Collected data entries

----------

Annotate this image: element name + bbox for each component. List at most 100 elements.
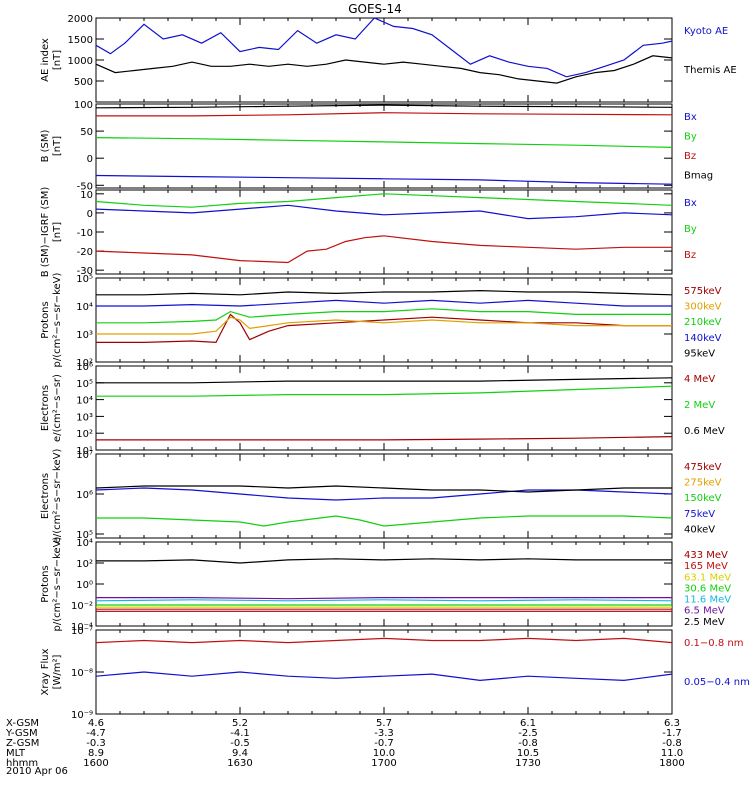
y-tick-label: 1000 (68, 56, 93, 67)
legend-label: 575keV (684, 286, 722, 297)
panel-3: -30 -20 -10 0 10 B (SM)−IGRF (SM) [nT] Bx By Bz (40, 187, 697, 278)
series-line-95kev (96, 289, 672, 296)
series-line-0-6-mev (96, 377, 672, 384)
series-line-140kev (96, 299, 672, 307)
series-line-11-6-mev (96, 599, 672, 602)
x-axis-value: -1.7 (662, 728, 682, 739)
x-axis-value: 4.6 (88, 718, 104, 729)
y-axis-unit: e/(cm²−s−sr) (52, 374, 63, 442)
x-axis-value: 6.1 (520, 718, 536, 729)
legend-label: 95keV (684, 348, 715, 359)
series-line-themis-ae (96, 55, 672, 84)
y-tick-label: 10⁴ (76, 396, 93, 407)
legend-label: 0.1−0.8 nm (684, 638, 743, 649)
y-axis-unit: [W/m²] (52, 654, 63, 689)
y-tick-label: 10⁻⁴ (71, 622, 93, 633)
y-tick-label: 1500 (68, 35, 93, 46)
legend-label: 150keV (684, 493, 722, 504)
y-tick-label: 10⁴ (76, 538, 93, 549)
y-tick-label: 10⁴ (76, 302, 93, 313)
panel-5: 10¹ 10² 10³ 10⁴ 10⁵ 10⁶ Electrons e/(cm²−s−sr) 4… (40, 362, 725, 457)
x-axis-value: 1700 (371, 758, 396, 769)
y-tick-label: 100 (74, 100, 93, 111)
series-line-by (96, 137, 672, 148)
series-line-by (96, 193, 672, 208)
legend-label: 75keV (684, 509, 715, 520)
series-line-6-5-mev (96, 596, 672, 600)
legend-label: 0.6 MeV (684, 426, 725, 437)
date-label: 2010 Apr 06 (6, 766, 68, 777)
x-axis-value: -2.5 (518, 728, 538, 739)
y-axis-unit: [nT] (52, 50, 63, 70)
legend-label: 6.5 MeV (684, 606, 725, 617)
x-axis-value: -0.8 (662, 738, 682, 749)
y-axis-label: Xray Flux (40, 648, 51, 695)
legend-label: 4 MeV (684, 374, 715, 385)
y-axis-unit: p/(cm²−s−sr−keV) (52, 536, 63, 631)
legend-label: Bx (684, 112, 697, 123)
legend-label: 140keV (684, 333, 722, 344)
y-axis-label: AE index (40, 38, 51, 82)
legend-label: By (684, 132, 697, 143)
panel-1: 500 1000 1500 2000 AE index [nT] Kyoto AE Themi… (40, 14, 737, 103)
series-line-bz (96, 112, 672, 117)
y-axis-label: B (SM) (40, 129, 51, 162)
y-tick-label: 10¹ (76, 446, 93, 457)
y-axis-label: Electrons (40, 473, 51, 519)
panel-2: -50 0 50 100 B (SM) [nT] Bx By Bz Bmag (40, 100, 713, 192)
y-tick-label: 10⁶ (76, 362, 93, 373)
series-line-575kev (96, 313, 672, 344)
y-tick-label: 10⁶ (76, 490, 93, 501)
series-line-kyoto-ae (96, 18, 672, 78)
x-axis-value: 5.2 (232, 718, 248, 729)
y-tick-label: 0 (87, 154, 93, 165)
x-axis-value: 6.3 (664, 718, 680, 729)
y-tick-label: 10⁻⁸ (71, 668, 93, 679)
x-axis-row-label: X-GSM (6, 718, 39, 729)
y-tick-label: -30 (77, 266, 93, 277)
y-tick-label: 2000 (68, 14, 93, 25)
panel-frame (95, 189, 673, 275)
series-line-0-1-0-8-nm (96, 637, 672, 644)
series-line-0-05-0-4-nm (96, 671, 672, 682)
x-axis-row-label: Y-GSM (5, 728, 38, 739)
x-axis-value: -0.7 (374, 738, 394, 749)
y-axis-unit: e/(cm²−s−sr−keV) (52, 449, 63, 544)
series-line-300kev (96, 316, 672, 335)
y-axis-label: Protons (40, 565, 51, 602)
x-axis-value: -0.3 (86, 738, 106, 749)
series-line-4-mev (96, 436, 672, 441)
legend-label: Kyoto AE (684, 26, 728, 37)
x-axis-value: 5.7 (376, 718, 392, 729)
y-axis-label: B (SM)−IGRF (SM) (40, 187, 51, 278)
y-tick-label: 10 (80, 190, 93, 201)
x-axis-value: -0.8 (518, 738, 538, 749)
legend-label: 300keV (684, 302, 722, 313)
y-tick-label: 50 (80, 127, 93, 138)
legend-label: By (684, 224, 697, 235)
x-axis-row-label: hhmm (6, 758, 38, 769)
panel-frame (95, 541, 673, 627)
panel-frame (95, 17, 673, 103)
x-axis-value: -0.5 (230, 738, 250, 749)
y-tick-label: 500 (74, 77, 93, 88)
series-line-2-5-mev (96, 558, 672, 564)
y-axis-unit: p/(cm²−s−sr−keV) (52, 272, 63, 367)
series-line-40kev (96, 485, 672, 493)
legend-label: 475keV (684, 462, 722, 473)
series-line-bz (96, 235, 672, 264)
y-tick-label: 10⁻⁹ (71, 710, 93, 721)
x-axis-value: 1730 (515, 758, 540, 769)
panel-8: 10⁻⁹ 10⁻⁸ 10⁻⁷ Xray Flux [W/m²] 0.1−0.8 nm 0.0… (40, 626, 750, 721)
legend-label: Themis AE (683, 65, 737, 76)
legend-label: 433 MeV (684, 550, 728, 561)
y-tick-label: 10³ (76, 330, 93, 341)
x-axis-value: 1630 (227, 758, 252, 769)
legend-label: Bz (684, 151, 696, 162)
y-axis-label: Electrons (40, 385, 51, 431)
y-tick-label: 10⁰ (76, 580, 93, 591)
panel-frame (95, 365, 673, 451)
panel-7: 10⁻⁴ 10⁻² 10⁰ 10² 10⁴ Protons p/(cm²−s−sr−keV)… (40, 536, 731, 633)
series-line-150kev (96, 515, 672, 527)
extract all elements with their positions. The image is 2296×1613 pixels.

----------

◆ WRITTEN EXERCISE
Find every line in the entries above that contains the string "panel" and copy each of those lines in full. Treat uppercase and lowercase letters as different.

◆ RESPONSE FOR THIS EXERCISE
panel-3: -30 -20 -10 0 10 B (SM)−IGRF (SM) [nT] Bx By Bz (40, 187, 697, 278)
panel-5: 10¹ 10² 10³ 10⁴ 10⁵ 10⁶ Electrons e/(cm²−s−sr) 4… (40, 362, 725, 457)
panel-1: 500 1000 1500 2000 AE index [nT] Kyoto AE Themi… (40, 14, 737, 103)
panel-2: -50 0 50 100 B (SM) [nT] Bx By Bz Bmag (40, 100, 713, 192)
panel-frame (95, 189, 673, 275)
panel-frame (95, 541, 673, 627)
panel-frame (95, 17, 673, 103)
panel-8: 10⁻⁹ 10⁻⁸ 10⁻⁷ Xray Flux [W/m²] 0.1−0.8 nm 0.0… (40, 626, 750, 721)
panel-frame (95, 365, 673, 451)
panel-7: 10⁻⁴ 10⁻² 10⁰ 10² 10⁴ Protons p/(cm²−s−sr−keV)… (40, 536, 731, 633)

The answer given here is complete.